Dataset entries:

## BEGIN

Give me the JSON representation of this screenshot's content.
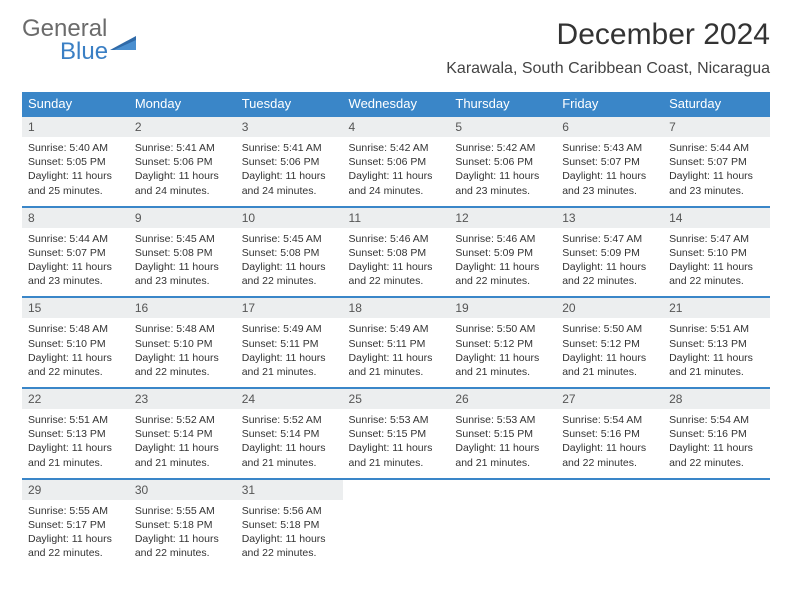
{
  "logo": {
    "word1": "General",
    "word2": "Blue"
  },
  "title": "December 2024",
  "location": "Karawala, South Caribbean Coast, Nicaragua",
  "colors": {
    "header_bg": "#3a86c8",
    "header_fg": "#ffffff",
    "daynum_bg": "#eceeef",
    "border": "#3a86c8",
    "text": "#333333"
  },
  "day_names": [
    "Sunday",
    "Monday",
    "Tuesday",
    "Wednesday",
    "Thursday",
    "Friday",
    "Saturday"
  ],
  "weeks": [
    [
      {
        "n": "1",
        "sr": "5:40 AM",
        "ss": "5:05 PM",
        "dl": "11 hours and 25 minutes."
      },
      {
        "n": "2",
        "sr": "5:41 AM",
        "ss": "5:06 PM",
        "dl": "11 hours and 24 minutes."
      },
      {
        "n": "3",
        "sr": "5:41 AM",
        "ss": "5:06 PM",
        "dl": "11 hours and 24 minutes."
      },
      {
        "n": "4",
        "sr": "5:42 AM",
        "ss": "5:06 PM",
        "dl": "11 hours and 24 minutes."
      },
      {
        "n": "5",
        "sr": "5:42 AM",
        "ss": "5:06 PM",
        "dl": "11 hours and 23 minutes."
      },
      {
        "n": "6",
        "sr": "5:43 AM",
        "ss": "5:07 PM",
        "dl": "11 hours and 23 minutes."
      },
      {
        "n": "7",
        "sr": "5:44 AM",
        "ss": "5:07 PM",
        "dl": "11 hours and 23 minutes."
      }
    ],
    [
      {
        "n": "8",
        "sr": "5:44 AM",
        "ss": "5:07 PM",
        "dl": "11 hours and 23 minutes."
      },
      {
        "n": "9",
        "sr": "5:45 AM",
        "ss": "5:08 PM",
        "dl": "11 hours and 23 minutes."
      },
      {
        "n": "10",
        "sr": "5:45 AM",
        "ss": "5:08 PM",
        "dl": "11 hours and 22 minutes."
      },
      {
        "n": "11",
        "sr": "5:46 AM",
        "ss": "5:08 PM",
        "dl": "11 hours and 22 minutes."
      },
      {
        "n": "12",
        "sr": "5:46 AM",
        "ss": "5:09 PM",
        "dl": "11 hours and 22 minutes."
      },
      {
        "n": "13",
        "sr": "5:47 AM",
        "ss": "5:09 PM",
        "dl": "11 hours and 22 minutes."
      },
      {
        "n": "14",
        "sr": "5:47 AM",
        "ss": "5:10 PM",
        "dl": "11 hours and 22 minutes."
      }
    ],
    [
      {
        "n": "15",
        "sr": "5:48 AM",
        "ss": "5:10 PM",
        "dl": "11 hours and 22 minutes."
      },
      {
        "n": "16",
        "sr": "5:48 AM",
        "ss": "5:10 PM",
        "dl": "11 hours and 22 minutes."
      },
      {
        "n": "17",
        "sr": "5:49 AM",
        "ss": "5:11 PM",
        "dl": "11 hours and 21 minutes."
      },
      {
        "n": "18",
        "sr": "5:49 AM",
        "ss": "5:11 PM",
        "dl": "11 hours and 21 minutes."
      },
      {
        "n": "19",
        "sr": "5:50 AM",
        "ss": "5:12 PM",
        "dl": "11 hours and 21 minutes."
      },
      {
        "n": "20",
        "sr": "5:50 AM",
        "ss": "5:12 PM",
        "dl": "11 hours and 21 minutes."
      },
      {
        "n": "21",
        "sr": "5:51 AM",
        "ss": "5:13 PM",
        "dl": "11 hours and 21 minutes."
      }
    ],
    [
      {
        "n": "22",
        "sr": "5:51 AM",
        "ss": "5:13 PM",
        "dl": "11 hours and 21 minutes."
      },
      {
        "n": "23",
        "sr": "5:52 AM",
        "ss": "5:14 PM",
        "dl": "11 hours and 21 minutes."
      },
      {
        "n": "24",
        "sr": "5:52 AM",
        "ss": "5:14 PM",
        "dl": "11 hours and 21 minutes."
      },
      {
        "n": "25",
        "sr": "5:53 AM",
        "ss": "5:15 PM",
        "dl": "11 hours and 21 minutes."
      },
      {
        "n": "26",
        "sr": "5:53 AM",
        "ss": "5:15 PM",
        "dl": "11 hours and 21 minutes."
      },
      {
        "n": "27",
        "sr": "5:54 AM",
        "ss": "5:16 PM",
        "dl": "11 hours and 22 minutes."
      },
      {
        "n": "28",
        "sr": "5:54 AM",
        "ss": "5:16 PM",
        "dl": "11 hours and 22 minutes."
      }
    ],
    [
      {
        "n": "29",
        "sr": "5:55 AM",
        "ss": "5:17 PM",
        "dl": "11 hours and 22 minutes."
      },
      {
        "n": "30",
        "sr": "5:55 AM",
        "ss": "5:18 PM",
        "dl": "11 hours and 22 minutes."
      },
      {
        "n": "31",
        "sr": "5:56 AM",
        "ss": "5:18 PM",
        "dl": "11 hours and 22 minutes."
      },
      null,
      null,
      null,
      null
    ]
  ],
  "labels": {
    "sunrise": "Sunrise:",
    "sunset": "Sunset:",
    "daylight": "Daylight:"
  }
}
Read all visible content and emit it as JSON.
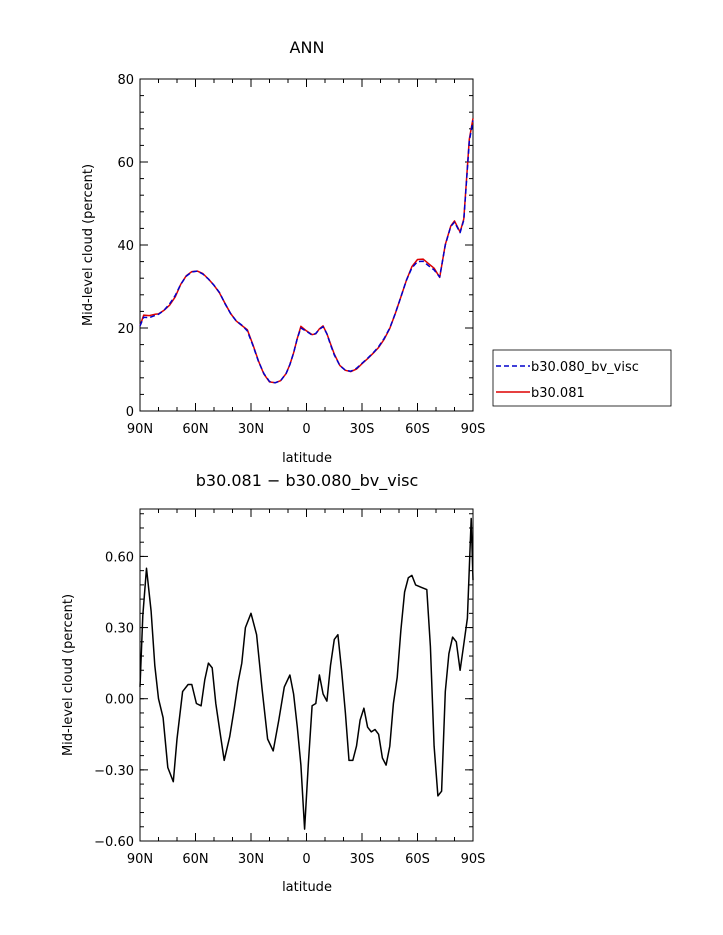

## END

Work to complete — Extract all lines of the records above that include "content".

Answer to the task —
Give me the JSON representation of this screenshot's content.
Read all visible content and emit it as JSON.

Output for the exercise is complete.